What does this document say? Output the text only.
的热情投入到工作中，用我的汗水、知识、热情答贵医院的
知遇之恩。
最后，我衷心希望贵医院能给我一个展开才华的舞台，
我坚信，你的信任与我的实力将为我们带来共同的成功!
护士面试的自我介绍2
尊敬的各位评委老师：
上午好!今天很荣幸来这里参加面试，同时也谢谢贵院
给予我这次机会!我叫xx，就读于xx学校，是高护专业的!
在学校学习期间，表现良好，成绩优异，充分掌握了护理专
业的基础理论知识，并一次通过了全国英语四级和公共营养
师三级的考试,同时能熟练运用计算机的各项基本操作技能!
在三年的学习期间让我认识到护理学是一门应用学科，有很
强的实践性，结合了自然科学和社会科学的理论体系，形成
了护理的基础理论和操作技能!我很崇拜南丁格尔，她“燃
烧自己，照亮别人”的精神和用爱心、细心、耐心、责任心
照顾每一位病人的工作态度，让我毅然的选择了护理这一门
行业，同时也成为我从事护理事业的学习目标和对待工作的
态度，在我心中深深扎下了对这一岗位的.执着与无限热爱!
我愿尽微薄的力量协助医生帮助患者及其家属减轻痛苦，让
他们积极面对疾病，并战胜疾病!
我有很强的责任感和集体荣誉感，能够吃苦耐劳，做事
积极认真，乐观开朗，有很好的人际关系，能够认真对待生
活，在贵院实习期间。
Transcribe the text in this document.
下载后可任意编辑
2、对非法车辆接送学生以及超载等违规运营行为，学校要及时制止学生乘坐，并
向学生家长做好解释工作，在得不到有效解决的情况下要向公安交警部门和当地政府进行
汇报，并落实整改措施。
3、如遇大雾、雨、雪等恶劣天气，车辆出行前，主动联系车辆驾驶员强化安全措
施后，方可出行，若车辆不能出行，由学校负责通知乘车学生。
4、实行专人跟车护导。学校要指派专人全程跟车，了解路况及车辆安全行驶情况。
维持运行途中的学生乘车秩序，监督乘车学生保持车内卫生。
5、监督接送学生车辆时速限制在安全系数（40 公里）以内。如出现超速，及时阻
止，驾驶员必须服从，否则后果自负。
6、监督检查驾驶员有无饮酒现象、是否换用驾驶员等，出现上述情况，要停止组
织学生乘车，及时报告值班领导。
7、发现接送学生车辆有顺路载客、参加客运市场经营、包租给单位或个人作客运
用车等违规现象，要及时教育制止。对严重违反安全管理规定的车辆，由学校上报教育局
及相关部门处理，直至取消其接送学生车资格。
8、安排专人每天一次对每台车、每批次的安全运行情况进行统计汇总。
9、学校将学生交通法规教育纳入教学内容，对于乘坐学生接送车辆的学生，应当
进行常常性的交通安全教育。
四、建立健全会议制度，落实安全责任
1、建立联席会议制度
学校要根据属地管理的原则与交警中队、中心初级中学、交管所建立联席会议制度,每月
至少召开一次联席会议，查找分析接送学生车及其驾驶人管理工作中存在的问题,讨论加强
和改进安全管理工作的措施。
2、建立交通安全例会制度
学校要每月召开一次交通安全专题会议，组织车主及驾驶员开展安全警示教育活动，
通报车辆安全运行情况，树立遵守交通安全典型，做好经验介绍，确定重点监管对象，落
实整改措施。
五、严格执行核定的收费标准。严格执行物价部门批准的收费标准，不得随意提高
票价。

====

Written problem | Lines from the records above that hold "text" are the ones to list.

Exercise result |
What does this document say? Output the text only.
Transcribe the text in this document.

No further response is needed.